#### Supplied material
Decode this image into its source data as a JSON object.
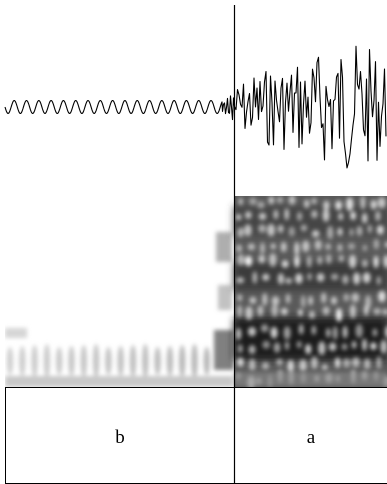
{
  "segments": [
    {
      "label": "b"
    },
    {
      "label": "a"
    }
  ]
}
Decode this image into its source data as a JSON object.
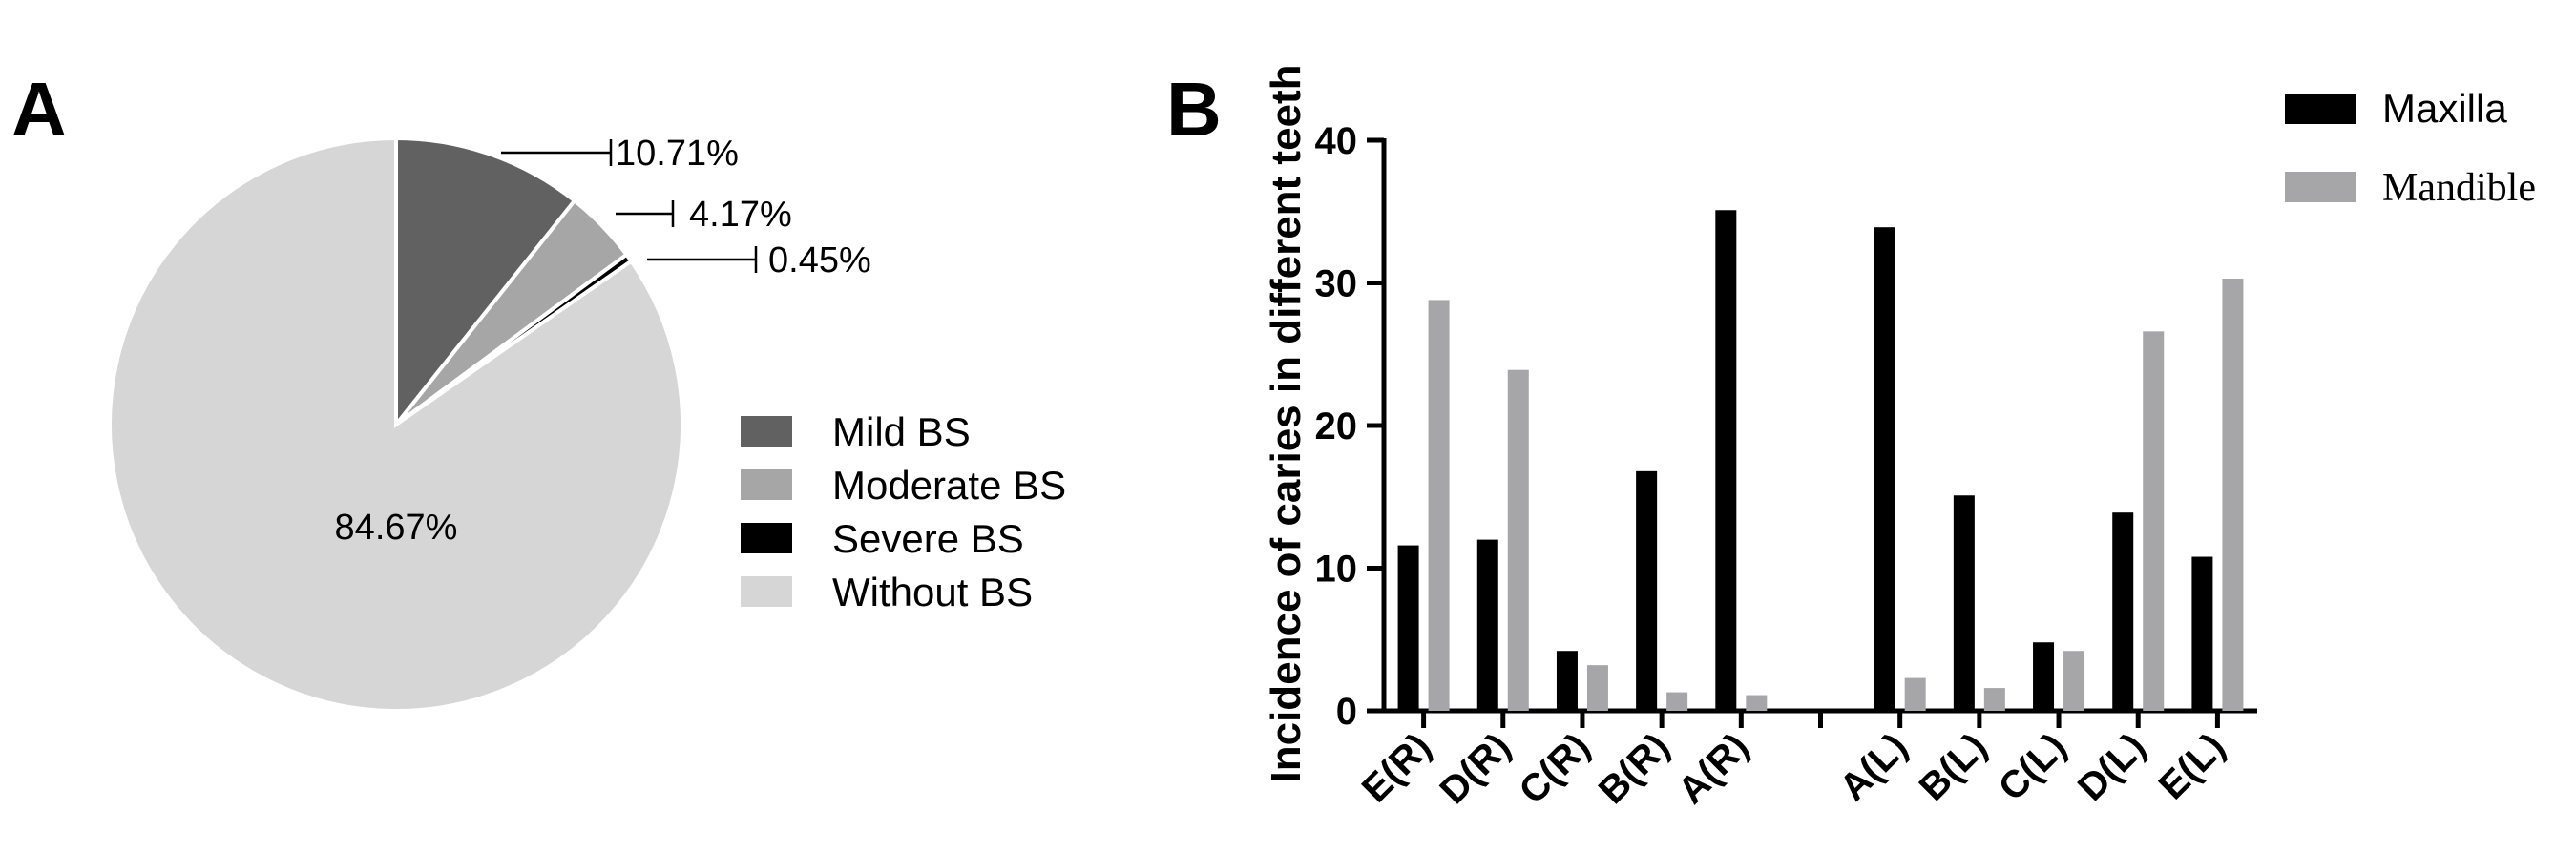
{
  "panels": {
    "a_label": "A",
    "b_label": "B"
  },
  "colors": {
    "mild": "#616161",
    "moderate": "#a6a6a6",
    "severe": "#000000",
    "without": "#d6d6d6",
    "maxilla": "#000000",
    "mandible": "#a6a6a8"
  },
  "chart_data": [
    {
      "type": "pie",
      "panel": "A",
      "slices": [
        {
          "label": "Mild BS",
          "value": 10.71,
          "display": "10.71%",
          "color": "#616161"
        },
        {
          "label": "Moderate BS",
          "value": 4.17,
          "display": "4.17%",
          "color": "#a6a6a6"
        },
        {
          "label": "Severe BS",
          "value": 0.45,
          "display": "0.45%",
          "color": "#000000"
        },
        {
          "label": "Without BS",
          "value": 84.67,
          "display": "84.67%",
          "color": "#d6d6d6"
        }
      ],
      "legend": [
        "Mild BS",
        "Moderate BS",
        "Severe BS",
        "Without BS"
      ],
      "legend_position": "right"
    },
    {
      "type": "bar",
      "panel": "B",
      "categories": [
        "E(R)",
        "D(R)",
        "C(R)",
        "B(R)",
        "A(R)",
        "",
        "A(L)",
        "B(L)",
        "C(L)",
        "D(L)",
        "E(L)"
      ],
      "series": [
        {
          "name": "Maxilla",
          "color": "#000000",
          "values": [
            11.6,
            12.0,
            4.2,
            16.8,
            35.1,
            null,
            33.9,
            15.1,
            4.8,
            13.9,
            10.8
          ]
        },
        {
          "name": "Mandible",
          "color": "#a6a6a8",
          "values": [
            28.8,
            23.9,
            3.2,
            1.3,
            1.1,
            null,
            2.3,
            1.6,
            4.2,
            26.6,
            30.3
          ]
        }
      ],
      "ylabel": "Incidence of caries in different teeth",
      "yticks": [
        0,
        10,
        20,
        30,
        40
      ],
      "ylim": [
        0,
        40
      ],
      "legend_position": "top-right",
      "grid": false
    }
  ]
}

#### Goal
Could you repeat all of the material exactly? Pictures should not be copied.

#### Finished answer
Decode this image into its source data as a JSON object.
{
  "segments": [
    {
      "label": "b"
    },
    {
      "label": "a"
    }
  ]
}
Decode this image into its source data as a JSON object.
{
  "panels": {
    "a_label": "A",
    "b_label": "B"
  },
  "colors": {
    "mild": "#616161",
    "moderate": "#a6a6a6",
    "severe": "#000000",
    "without": "#d6d6d6",
    "maxilla": "#000000",
    "mandible": "#a6a6a8"
  },
  "chart_data": [
    {
      "type": "pie",
      "panel": "A",
      "slices": [
        {
          "label": "Mild BS",
          "value": 10.71,
          "display": "10.71%",
          "color": "#616161"
        },
        {
          "label": "Moderate BS",
          "value": 4.17,
          "display": "4.17%",
          "color": "#a6a6a6"
        },
        {
          "label": "Severe BS",
          "value": 0.45,
          "display": "0.45%",
          "color": "#000000"
        },
        {
          "label": "Without BS",
          "value": 84.67,
          "display": "84.67%",
          "color": "#d6d6d6"
        }
      ],
      "legend": [
        "Mild BS",
        "Moderate BS",
        "Severe BS",
        "Without BS"
      ],
      "legend_position": "right"
    },
    {
      "type": "bar",
      "panel": "B",
      "categories": [
        "E(R)",
        "D(R)",
        "C(R)",
        "B(R)",
        "A(R)",
        "",
        "A(L)",
        "B(L)",
        "C(L)",
        "D(L)",
        "E(L)"
      ],
      "series": [
        {
          "name": "Maxilla",
          "color": "#000000",
          "values": [
            11.6,
            12.0,
            4.2,
            16.8,
            35.1,
            null,
            33.9,
            15.1,
            4.8,
            13.9,
            10.8
          ]
        },
        {
          "name": "Mandible",
          "color": "#a6a6a8",
          "values": [
            28.8,
            23.9,
            3.2,
            1.3,
            1.1,
            null,
            2.3,
            1.6,
            4.2,
            26.6,
            30.3
          ]
        }
      ],
      "ylabel": "Incidence of caries in different teeth",
      "yticks": [
        0,
        10,
        20,
        30,
        40
      ],
      "ylim": [
        0,
        40
      ],
      "legend_position": "top-right",
      "grid": false
    }
  ]
}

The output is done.